- _Written task_
Repeat each line exactly, leaving nothing out.

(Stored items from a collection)
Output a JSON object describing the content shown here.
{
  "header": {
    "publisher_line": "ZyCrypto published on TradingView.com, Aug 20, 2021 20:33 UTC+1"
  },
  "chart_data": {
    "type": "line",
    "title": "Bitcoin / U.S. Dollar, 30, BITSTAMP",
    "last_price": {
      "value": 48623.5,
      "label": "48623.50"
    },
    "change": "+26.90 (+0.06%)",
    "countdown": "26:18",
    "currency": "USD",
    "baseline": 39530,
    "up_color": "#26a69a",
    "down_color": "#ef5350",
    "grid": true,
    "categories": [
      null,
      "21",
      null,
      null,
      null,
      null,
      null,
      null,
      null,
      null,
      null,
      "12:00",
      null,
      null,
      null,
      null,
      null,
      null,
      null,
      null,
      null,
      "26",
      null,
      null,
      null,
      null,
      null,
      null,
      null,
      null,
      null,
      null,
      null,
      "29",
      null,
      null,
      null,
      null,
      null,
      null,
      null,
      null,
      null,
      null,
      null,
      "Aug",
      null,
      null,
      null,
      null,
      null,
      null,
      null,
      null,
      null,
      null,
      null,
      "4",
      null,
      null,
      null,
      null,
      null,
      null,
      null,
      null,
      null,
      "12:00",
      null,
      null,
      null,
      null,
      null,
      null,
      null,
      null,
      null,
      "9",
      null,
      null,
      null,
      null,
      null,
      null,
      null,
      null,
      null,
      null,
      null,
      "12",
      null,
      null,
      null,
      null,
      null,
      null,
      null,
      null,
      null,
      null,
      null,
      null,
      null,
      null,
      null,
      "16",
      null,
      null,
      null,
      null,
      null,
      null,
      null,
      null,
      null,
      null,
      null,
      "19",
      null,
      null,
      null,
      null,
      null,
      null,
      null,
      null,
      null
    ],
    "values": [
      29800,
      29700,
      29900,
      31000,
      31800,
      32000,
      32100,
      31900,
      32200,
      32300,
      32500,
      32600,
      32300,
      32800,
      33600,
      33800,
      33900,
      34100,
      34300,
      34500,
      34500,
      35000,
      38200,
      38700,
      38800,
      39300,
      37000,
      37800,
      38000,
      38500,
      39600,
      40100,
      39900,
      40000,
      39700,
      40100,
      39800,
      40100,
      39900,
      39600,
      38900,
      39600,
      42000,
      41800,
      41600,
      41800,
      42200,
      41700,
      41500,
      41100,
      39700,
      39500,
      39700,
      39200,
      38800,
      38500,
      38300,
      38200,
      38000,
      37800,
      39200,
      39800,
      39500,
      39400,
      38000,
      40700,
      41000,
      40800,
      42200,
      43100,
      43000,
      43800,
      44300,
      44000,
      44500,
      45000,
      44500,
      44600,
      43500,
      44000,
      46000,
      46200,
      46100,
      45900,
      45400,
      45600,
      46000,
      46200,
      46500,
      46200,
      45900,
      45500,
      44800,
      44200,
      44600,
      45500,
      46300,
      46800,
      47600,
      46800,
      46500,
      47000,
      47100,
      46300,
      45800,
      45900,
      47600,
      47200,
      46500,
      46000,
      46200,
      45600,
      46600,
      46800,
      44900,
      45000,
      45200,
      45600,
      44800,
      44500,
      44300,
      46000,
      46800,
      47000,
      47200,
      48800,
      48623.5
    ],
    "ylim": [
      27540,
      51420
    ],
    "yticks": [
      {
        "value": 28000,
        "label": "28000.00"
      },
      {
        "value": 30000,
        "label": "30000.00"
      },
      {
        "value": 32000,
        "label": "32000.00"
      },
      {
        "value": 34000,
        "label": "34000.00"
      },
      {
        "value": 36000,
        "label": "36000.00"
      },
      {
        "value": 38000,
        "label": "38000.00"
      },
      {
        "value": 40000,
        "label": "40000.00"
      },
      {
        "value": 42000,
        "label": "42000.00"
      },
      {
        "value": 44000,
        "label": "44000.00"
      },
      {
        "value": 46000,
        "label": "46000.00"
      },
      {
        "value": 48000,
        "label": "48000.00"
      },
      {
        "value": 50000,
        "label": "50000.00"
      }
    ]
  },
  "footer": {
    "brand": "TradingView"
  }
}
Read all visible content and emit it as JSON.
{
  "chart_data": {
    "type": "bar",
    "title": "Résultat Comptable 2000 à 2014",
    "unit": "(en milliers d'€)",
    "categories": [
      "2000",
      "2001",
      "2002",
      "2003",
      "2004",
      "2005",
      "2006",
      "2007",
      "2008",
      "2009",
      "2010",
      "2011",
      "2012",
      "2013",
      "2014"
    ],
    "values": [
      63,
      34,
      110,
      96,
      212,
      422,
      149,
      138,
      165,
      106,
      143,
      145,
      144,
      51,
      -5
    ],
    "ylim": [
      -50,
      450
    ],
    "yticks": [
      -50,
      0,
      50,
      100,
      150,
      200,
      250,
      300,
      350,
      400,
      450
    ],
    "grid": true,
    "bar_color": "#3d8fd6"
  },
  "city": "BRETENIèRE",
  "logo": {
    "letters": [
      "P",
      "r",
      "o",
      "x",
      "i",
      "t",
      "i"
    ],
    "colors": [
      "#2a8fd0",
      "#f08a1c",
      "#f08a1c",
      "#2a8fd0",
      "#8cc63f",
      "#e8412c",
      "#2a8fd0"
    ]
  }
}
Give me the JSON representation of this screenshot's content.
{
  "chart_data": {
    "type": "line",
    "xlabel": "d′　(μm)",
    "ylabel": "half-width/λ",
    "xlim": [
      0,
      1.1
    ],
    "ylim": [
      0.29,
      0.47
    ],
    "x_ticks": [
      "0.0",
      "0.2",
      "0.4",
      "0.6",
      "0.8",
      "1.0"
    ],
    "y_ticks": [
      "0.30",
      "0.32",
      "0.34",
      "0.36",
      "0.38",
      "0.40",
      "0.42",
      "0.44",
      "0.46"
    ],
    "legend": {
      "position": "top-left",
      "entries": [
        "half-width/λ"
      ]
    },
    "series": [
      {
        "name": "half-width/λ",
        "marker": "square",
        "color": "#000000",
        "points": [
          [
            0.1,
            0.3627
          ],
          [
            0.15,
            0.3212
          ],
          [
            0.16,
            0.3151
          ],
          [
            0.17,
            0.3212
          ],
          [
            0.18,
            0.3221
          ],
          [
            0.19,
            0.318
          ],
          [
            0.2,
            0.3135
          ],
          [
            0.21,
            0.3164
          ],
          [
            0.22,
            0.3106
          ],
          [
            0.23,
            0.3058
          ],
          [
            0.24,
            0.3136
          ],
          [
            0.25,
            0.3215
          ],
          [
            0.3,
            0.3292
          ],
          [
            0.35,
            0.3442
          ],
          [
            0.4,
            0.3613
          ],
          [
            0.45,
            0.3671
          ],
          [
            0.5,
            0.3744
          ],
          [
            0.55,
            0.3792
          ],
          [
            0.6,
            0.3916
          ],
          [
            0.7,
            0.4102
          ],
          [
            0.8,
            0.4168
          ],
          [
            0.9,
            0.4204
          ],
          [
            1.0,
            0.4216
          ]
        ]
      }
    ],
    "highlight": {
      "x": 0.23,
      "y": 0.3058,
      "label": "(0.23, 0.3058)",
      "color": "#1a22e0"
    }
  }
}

- _Written response_
Output a JSON object describing the content shown here.
{
  "header": {
    "publisher_line": "ZyCrypto published on TradingView.com, Aug 20, 2021 20:33 UTC+1"
  },
  "chart_data": {
    "type": "line",
    "title": "Bitcoin / U.S. Dollar, 30, BITSTAMP",
    "last_price": {
      "value": 48623.5,
      "label": "48623.50"
    },
    "change": "+26.90 (+0.06%)",
    "countdown": "26:18",
    "currency": "USD",
    "baseline": 39530,
    "up_color": "#26a69a",
    "down_color": "#ef5350",
    "grid": true,
    "categories": [
      null,
      "21",
      null,
      null,
      null,
      null,
      null,
      null,
      null,
      null,
      null,
      "12:00",
      null,
      null,
      null,
      null,
      null,
      null,
      null,
      null,
      null,
      "26",
      null,
      null,
      null,
      null,
      null,
      null,
      null,
      null,
      null,
      null,
      null,
      "29",
      null,
      null,
      null,
      null,
      null,
      null,
      null,
      null,
      null,
      null,
      null,
      "Aug",
      null,
      null,
      null,
      null,
      null,
      null,
      null,
      null,
      null,
      null,
      null,
      "4",
      null,
      null,
      null,
      null,
      null,
      null,
      null,
      null,
      null,
      "12:00",
      null,
      null,
      null,
      null,
      null,
      null,
      null,
      null,
      null,
      "9",
      null,
      null,
      null,
      null,
      null,
      null,
      null,
      null,
      null,
      null,
      null,
      "12",
      null,
      null,
      null,
      null,
      null,
      null,
      null,
      null,
      null,
      null,
      null,
      null,
      null,
      null,
      null,
      "16",
      null,
      null,
      null,
      null,
      null,
      null,
      null,
      null,
      null,
      null,
      null,
      "19",
      null,
      null,
      null,
      null,
      null,
      null,
      null,
      null,
      null
    ],
    "values": [
      29800,
      29700,
      29900,
      31000,
      31800,
      32000,
      32100,
      31900,
      32200,
      32300,
      32500,
      32600,
      32300,
      32800,
      33600,
      33800,
      33900,
      34100,
      34300,
      34500,
      34500,
      35000,
      38200,
      38700,
      38800,
      39300,
      37000,
      37800,
      38000,
      38500,
      39600,
      40100,
      39900,
      40000,
      39700,
      40100,
      39800,
      40100,
      39900,
      39600,
      38900,
      39600,
      42000,
      41800,
      41600,
      41800,
      42200,
      41700,
      41500,
      41100,
      39700,
      39500,
      39700,
      39200,
      38800,
      38500,
      38300,
      38200,
      38000,
      37800,
      39200,
      39800,
      39500,
      39400,
      38000,
      40700,
      41000,
      40800,
      42200,
      43100,
      43000,
      43800,
      44300,
      44000,
      44500,
      45000,
      44500,
      44600,
      43500,
      44000,
      46000,
      46200,
      46100,
      45900,
      45400,
      45600,
      46000,
      46200,
      46500,
      46200,
      45900,
      45500,
      44800,
      44200,
      44600,
      45500,
      46300,
      46800,
      47600,
      46800,
      46500,
      47000,
      47100,
      46300,
      45800,
      45900,
      47600,
      47200,
      46500,
      46000,
      46200,
      45600,
      46600,
      46800,
      44900,
      45000,
      45200,
      45600,
      44800,
      44500,
      44300,
      46000,
      46800,
      47000,
      47200,
      48800,
      48623.5
    ],
    "ylim": [
      27540,
      51420
    ],
    "yticks": [
      {
        "value": 28000,
        "label": "28000.00"
      },
      {
        "value": 30000,
        "label": "30000.00"
      },
      {
        "value": 32000,
        "label": "32000.00"
      },
      {
        "value": 34000,
        "label": "34000.00"
      },
      {
        "value": 36000,
        "label": "36000.00"
      },
      {
        "value": 38000,
        "label": "38000.00"
      },
      {
        "value": 40000,
        "label": "40000.00"
      },
      {
        "value": 42000,
        "label": "42000.00"
      },
      {
        "value": 44000,
        "label": "44000.00"
      },
      {
        "value": 46000,
        "label": "46000.00"
      },
      {
        "value": 48000,
        "label": "48000.00"
      },
      {
        "value": 50000,
        "label": "50000.00"
      }
    ]
  },
  "footer": {
    "brand": "TradingView"
  }
}
Read all visible content and emit it as JSON.
{
  "chart_data": {
    "type": "bar",
    "title": "Résultat Comptable 2000 à 2014",
    "unit": "(en milliers d'€)",
    "categories": [
      "2000",
      "2001",
      "2002",
      "2003",
      "2004",
      "2005",
      "2006",
      "2007",
      "2008",
      "2009",
      "2010",
      "2011",
      "2012",
      "2013",
      "2014"
    ],
    "values": [
      63,
      34,
      110,
      96,
      212,
      422,
      149,
      138,
      165,
      106,
      143,
      145,
      144,
      51,
      -5
    ],
    "ylim": [
      -50,
      450
    ],
    "yticks": [
      -50,
      0,
      50,
      100,
      150,
      200,
      250,
      300,
      350,
      400,
      450
    ],
    "grid": true,
    "bar_color": "#3d8fd6"
  },
  "city": "BRETENIèRE",
  "logo": {
    "letters": [
      "P",
      "r",
      "o",
      "x",
      "i",
      "t",
      "i"
    ],
    "colors": [
      "#2a8fd0",
      "#f08a1c",
      "#f08a1c",
      "#2a8fd0",
      "#8cc63f",
      "#e8412c",
      "#2a8fd0"
    ]
  }
}
Give me the JSON representation of this screenshot's content.
{
  "chart_data": {
    "type": "line",
    "xlabel": "d′　(μm)",
    "ylabel": "half-width/λ",
    "xlim": [
      0,
      1.1
    ],
    "ylim": [
      0.29,
      0.47
    ],
    "x_ticks": [
      "0.0",
      "0.2",
      "0.4",
      "0.6",
      "0.8",
      "1.0"
    ],
    "y_ticks": [
      "0.30",
      "0.32",
      "0.34",
      "0.36",
      "0.38",
      "0.40",
      "0.42",
      "0.44",
      "0.46"
    ],
    "legend": {
      "position": "top-left",
      "entries": [
        "half-width/λ"
      ]
    },
    "series": [
      {
        "name": "half-width/λ",
        "marker": "square",
        "color": "#000000",
        "points": [
          [
            0.1,
            0.3627
          ],
          [
            0.15,
            0.3212
          ],
          [
            0.16,
            0.3151
          ],
          [
            0.17,
            0.3212
          ],
          [
            0.18,
            0.3221
          ],
          [
            0.19,
            0.318
          ],
          [
            0.2,
            0.3135
          ],
          [
            0.21,
            0.3164
          ],
          [
            0.22,
            0.3106
          ],
          [
            0.23,
            0.3058
          ],
          [
            0.24,
            0.3136
          ],
          [
            0.25,
            0.3215
          ],
          [
            0.3,
            0.3292
          ],
          [
            0.35,
            0.3442
          ],
          [
            0.4,
            0.3613
          ],
          [
            0.45,
            0.3671
          ],
          [
            0.5,
            0.3744
          ],
          [
            0.55,
            0.3792
          ],
          [
            0.6,
            0.3916
          ],
          [
            0.7,
            0.4102
          ],
          [
            0.8,
            0.4168
          ],
          [
            0.9,
            0.4204
          ],
          [
            1.0,
            0.4216
          ]
        ]
      }
    ],
    "highlight": {
      "x": 0.23,
      "y": 0.3058,
      "label": "(0.23, 0.3058)",
      "color": "#1a22e0"
    }
  }
}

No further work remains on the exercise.